Records supplied:
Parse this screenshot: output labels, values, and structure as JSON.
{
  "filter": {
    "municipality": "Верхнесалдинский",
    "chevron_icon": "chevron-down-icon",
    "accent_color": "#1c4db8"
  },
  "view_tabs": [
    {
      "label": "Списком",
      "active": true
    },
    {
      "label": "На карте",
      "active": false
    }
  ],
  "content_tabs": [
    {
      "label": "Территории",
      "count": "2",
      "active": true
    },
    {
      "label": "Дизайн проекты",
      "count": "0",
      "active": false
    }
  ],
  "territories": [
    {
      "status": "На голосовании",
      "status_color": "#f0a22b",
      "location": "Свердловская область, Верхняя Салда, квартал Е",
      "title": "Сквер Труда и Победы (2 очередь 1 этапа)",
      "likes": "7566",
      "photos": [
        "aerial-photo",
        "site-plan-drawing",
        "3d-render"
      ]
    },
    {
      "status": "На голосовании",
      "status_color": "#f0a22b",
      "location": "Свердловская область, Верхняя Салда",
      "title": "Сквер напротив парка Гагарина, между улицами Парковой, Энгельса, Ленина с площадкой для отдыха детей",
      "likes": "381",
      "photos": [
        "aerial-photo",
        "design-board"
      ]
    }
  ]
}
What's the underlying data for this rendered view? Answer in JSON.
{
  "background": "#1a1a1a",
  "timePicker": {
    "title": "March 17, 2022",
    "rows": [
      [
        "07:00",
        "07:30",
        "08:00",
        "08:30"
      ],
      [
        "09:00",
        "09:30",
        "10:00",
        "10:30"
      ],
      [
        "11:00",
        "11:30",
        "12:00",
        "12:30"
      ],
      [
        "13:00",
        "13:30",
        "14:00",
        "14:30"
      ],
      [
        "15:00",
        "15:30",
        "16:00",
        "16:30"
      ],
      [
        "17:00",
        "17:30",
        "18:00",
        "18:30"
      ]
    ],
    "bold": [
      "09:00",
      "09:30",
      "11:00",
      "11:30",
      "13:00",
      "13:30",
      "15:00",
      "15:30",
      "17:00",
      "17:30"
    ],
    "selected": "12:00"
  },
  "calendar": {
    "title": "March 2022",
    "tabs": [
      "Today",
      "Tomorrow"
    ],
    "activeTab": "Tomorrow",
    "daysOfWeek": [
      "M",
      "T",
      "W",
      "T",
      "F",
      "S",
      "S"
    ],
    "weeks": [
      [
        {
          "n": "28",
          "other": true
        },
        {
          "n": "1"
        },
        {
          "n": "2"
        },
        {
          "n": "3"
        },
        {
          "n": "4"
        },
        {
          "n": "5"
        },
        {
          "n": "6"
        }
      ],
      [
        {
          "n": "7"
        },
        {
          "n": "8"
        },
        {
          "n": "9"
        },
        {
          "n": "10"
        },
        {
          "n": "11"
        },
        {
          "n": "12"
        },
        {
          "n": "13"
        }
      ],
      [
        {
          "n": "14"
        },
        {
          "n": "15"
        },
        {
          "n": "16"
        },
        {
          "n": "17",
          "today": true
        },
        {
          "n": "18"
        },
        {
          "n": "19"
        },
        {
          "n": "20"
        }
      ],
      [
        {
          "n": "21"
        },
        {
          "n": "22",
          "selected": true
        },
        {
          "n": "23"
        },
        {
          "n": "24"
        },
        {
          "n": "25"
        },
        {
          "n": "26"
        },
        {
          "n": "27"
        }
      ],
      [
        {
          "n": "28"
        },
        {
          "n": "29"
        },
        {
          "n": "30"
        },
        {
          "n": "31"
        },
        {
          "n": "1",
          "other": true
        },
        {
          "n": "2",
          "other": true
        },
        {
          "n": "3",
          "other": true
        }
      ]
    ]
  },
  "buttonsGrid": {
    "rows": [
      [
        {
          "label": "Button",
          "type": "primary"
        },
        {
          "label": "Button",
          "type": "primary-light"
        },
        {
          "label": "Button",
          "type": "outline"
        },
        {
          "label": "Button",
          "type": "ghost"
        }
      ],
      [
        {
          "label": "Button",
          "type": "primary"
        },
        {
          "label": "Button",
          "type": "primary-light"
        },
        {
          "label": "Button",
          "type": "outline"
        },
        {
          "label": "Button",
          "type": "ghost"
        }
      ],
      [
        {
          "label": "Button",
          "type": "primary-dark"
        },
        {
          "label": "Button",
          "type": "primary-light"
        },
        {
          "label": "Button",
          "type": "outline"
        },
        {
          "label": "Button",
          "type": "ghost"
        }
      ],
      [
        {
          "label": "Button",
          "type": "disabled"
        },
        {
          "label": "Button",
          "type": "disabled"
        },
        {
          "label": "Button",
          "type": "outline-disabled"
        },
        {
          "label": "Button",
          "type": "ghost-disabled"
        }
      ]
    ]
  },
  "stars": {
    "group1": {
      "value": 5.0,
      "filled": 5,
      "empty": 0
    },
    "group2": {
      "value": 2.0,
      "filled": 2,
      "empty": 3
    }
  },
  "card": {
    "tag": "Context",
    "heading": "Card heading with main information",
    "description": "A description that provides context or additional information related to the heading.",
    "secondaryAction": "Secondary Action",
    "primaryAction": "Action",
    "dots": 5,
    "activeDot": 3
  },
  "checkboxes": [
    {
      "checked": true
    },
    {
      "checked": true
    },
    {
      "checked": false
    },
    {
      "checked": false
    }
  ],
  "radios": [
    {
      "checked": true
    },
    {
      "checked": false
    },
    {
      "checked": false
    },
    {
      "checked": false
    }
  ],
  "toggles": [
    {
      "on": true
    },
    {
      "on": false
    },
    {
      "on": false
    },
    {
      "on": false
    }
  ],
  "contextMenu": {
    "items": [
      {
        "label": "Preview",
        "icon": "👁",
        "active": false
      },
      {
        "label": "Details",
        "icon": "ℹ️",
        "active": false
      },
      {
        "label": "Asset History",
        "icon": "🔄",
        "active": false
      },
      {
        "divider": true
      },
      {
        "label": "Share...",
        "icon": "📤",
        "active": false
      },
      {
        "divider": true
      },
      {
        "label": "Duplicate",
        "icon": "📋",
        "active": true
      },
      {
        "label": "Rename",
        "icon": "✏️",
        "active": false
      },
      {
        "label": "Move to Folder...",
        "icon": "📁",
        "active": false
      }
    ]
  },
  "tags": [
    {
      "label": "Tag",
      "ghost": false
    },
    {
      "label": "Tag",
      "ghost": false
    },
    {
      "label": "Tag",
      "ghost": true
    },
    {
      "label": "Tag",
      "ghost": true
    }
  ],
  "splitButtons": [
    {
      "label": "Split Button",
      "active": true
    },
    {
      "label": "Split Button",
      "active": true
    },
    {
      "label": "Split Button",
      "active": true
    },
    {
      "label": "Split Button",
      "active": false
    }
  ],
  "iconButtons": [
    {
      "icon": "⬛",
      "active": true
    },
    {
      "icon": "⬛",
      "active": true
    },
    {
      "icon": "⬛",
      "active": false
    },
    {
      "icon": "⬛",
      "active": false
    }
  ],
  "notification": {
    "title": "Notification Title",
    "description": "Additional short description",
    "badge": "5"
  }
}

Task goal: Print every record exactly as it was given.

Reply to the exercise:
Parse this screenshot: output labels, values, and structure as JSON.
{
  "filter": {
    "municipality": "Верхнесалдинский",
    "chevron_icon": "chevron-down-icon",
    "accent_color": "#1c4db8"
  },
  "view_tabs": [
    {
      "label": "Списком",
      "active": true
    },
    {
      "label": "На карте",
      "active": false
    }
  ],
  "content_tabs": [
    {
      "label": "Территории",
      "count": "2",
      "active": true
    },
    {
      "label": "Дизайн проекты",
      "count": "0",
      "active": false
    }
  ],
  "territories": [
    {
      "status": "На голосовании",
      "status_color": "#f0a22b",
      "location": "Свердловская область, Верхняя Салда, квартал Е",
      "title": "Сквер Труда и Победы (2 очередь 1 этапа)",
      "likes": "7566",
      "photos": [
        "aerial-photo",
        "site-plan-drawing",
        "3d-render"
      ]
    },
    {
      "status": "На голосовании",
      "status_color": "#f0a22b",
      "location": "Свердловская область, Верхняя Салда",
      "title": "Сквер напротив парка Гагарина, между улицами Парковой, Энгельса, Ленина с площадкой для отдыха детей",
      "likes": "381",
      "photos": [
        "aerial-photo",
        "design-board"
      ]
    }
  ]
}
What's the underlying data for this rendered view? Answer in JSON.
{
  "background": "#1a1a1a",
  "timePicker": {
    "title": "March 17, 2022",
    "rows": [
      [
        "07:00",
        "07:30",
        "08:00",
        "08:30"
      ],
      [
        "09:00",
        "09:30",
        "10:00",
        "10:30"
      ],
      [
        "11:00",
        "11:30",
        "12:00",
        "12:30"
      ],
      [
        "13:00",
        "13:30",
        "14:00",
        "14:30"
      ],
      [
        "15:00",
        "15:30",
        "16:00",
        "16:30"
      ],
      [
        "17:00",
        "17:30",
        "18:00",
        "18:30"
      ]
    ],
    "bold": [
      "09:00",
      "09:30",
      "11:00",
      "11:30",
      "13:00",
      "13:30",
      "15:00",
      "15:30",
      "17:00",
      "17:30"
    ],
    "selected": "12:00"
  },
  "calendar": {
    "title": "March 2022",
    "tabs": [
      "Today",
      "Tomorrow"
    ],
    "activeTab": "Tomorrow",
    "daysOfWeek": [
      "M",
      "T",
      "W",
      "T",
      "F",
      "S",
      "S"
    ],
    "weeks": [
      [
        {
          "n": "28",
          "other": true
        },
        {
          "n": "1"
        },
        {
          "n": "2"
        },
        {
          "n": "3"
        },
        {
          "n": "4"
        },
        {
          "n": "5"
        },
        {
          "n": "6"
        }
      ],
      [
        {
          "n": "7"
        },
        {
          "n": "8"
        },
        {
          "n": "9"
        },
        {
          "n": "10"
        },
        {
          "n": "11"
        },
        {
          "n": "12"
        },
        {
          "n": "13"
        }
      ],
      [
        {
          "n": "14"
        },
        {
          "n": "15"
        },
        {
          "n": "16"
        },
        {
          "n": "17",
          "today": true
        },
        {
          "n": "18"
        },
        {
          "n": "19"
        },
        {
          "n": "20"
        }
      ],
      [
        {
          "n": "21"
        },
        {
          "n": "22",
          "selected": true
        },
        {
          "n": "23"
        },
        {
          "n": "24"
        },
        {
          "n": "25"
        },
        {
          "n": "26"
        },
        {
          "n": "27"
        }
      ],
      [
        {
          "n": "28"
        },
        {
          "n": "29"
        },
        {
          "n": "30"
        },
        {
          "n": "31"
        },
        {
          "n": "1",
          "other": true
        },
        {
          "n": "2",
          "other": true
        },
        {
          "n": "3",
          "other": true
        }
      ]
    ]
  },
  "buttonsGrid": {
    "rows": [
      [
        {
          "label": "Button",
          "type": "primary"
        },
        {
          "label": "Button",
          "type": "primary-light"
        },
        {
          "label": "Button",
          "type": "outline"
        },
        {
          "label": "Button",
          "type": "ghost"
        }
      ],
      [
        {
          "label": "Button",
          "type": "primary"
        },
        {
          "label": "Button",
          "type": "primary-light"
        },
        {
          "label": "Button",
          "type": "outline"
        },
        {
          "label": "Button",
          "type": "ghost"
        }
      ],
      [
        {
          "label": "Button",
          "type": "primary-dark"
        },
        {
          "label": "Button",
          "type": "primary-light"
        },
        {
          "label": "Button",
          "type": "outline"
        },
        {
          "label": "Button",
          "type": "ghost"
        }
      ],
      [
        {
          "label": "Button",
          "type": "disabled"
        },
        {
          "label": "Button",
          "type": "disabled"
        },
        {
          "label": "Button",
          "type": "outline-disabled"
        },
        {
          "label": "Button",
          "type": "ghost-disabled"
        }
      ]
    ]
  },
  "stars": {
    "group1": {
      "value": 5.0,
      "filled": 5,
      "empty": 0
    },
    "group2": {
      "value": 2.0,
      "filled": 2,
      "empty": 3
    }
  },
  "card": {
    "tag": "Context",
    "heading": "Card heading with main information",
    "description": "A description that provides context or additional information related to the heading.",
    "secondaryAction": "Secondary Action",
    "primaryAction": "Action",
    "dots": 5,
    "activeDot": 3
  },
  "checkboxes": [
    {
      "checked": true
    },
    {
      "checked": true
    },
    {
      "checked": false
    },
    {
      "checked": false
    }
  ],
  "radios": [
    {
      "checked": true
    },
    {
      "checked": false
    },
    {
      "checked": false
    },
    {
      "checked": false
    }
  ],
  "toggles": [
    {
      "on": true
    },
    {
      "on": false
    },
    {
      "on": false
    },
    {
      "on": false
    }
  ],
  "contextMenu": {
    "items": [
      {
        "label": "Preview",
        "icon": "👁",
        "active": false
      },
      {
        "label": "Details",
        "icon": "ℹ️",
        "active": false
      },
      {
        "label": "Asset History",
        "icon": "🔄",
        "active": false
      },
      {
        "divider": true
      },
      {
        "label": "Share...",
        "icon": "📤",
        "active": false
      },
      {
        "divider": true
      },
      {
        "label": "Duplicate",
        "icon": "📋",
        "active": true
      },
      {
        "label": "Rename",
        "icon": "✏️",
        "active": false
      },
      {
        "label": "Move to Folder...",
        "icon": "📁",
        "active": false
      }
    ]
  },
  "tags": [
    {
      "label": "Tag",
      "ghost": false
    },
    {
      "label": "Tag",
      "ghost": false
    },
    {
      "label": "Tag",
      "ghost": true
    },
    {
      "label": "Tag",
      "ghost": true
    }
  ],
  "splitButtons": [
    {
      "label": "Split Button",
      "active": true
    },
    {
      "label": "Split Button",
      "active": true
    },
    {
      "label": "Split Button",
      "active": true
    },
    {
      "label": "Split Button",
      "active": false
    }
  ],
  "iconButtons": [
    {
      "icon": "⬛",
      "active": true
    },
    {
      "icon": "⬛",
      "active": true
    },
    {
      "icon": "⬛",
      "active": false
    },
    {
      "icon": "⬛",
      "active": false
    }
  ],
  "notification": {
    "title": "Notification Title",
    "description": "Additional short description",
    "badge": "5"
  }
}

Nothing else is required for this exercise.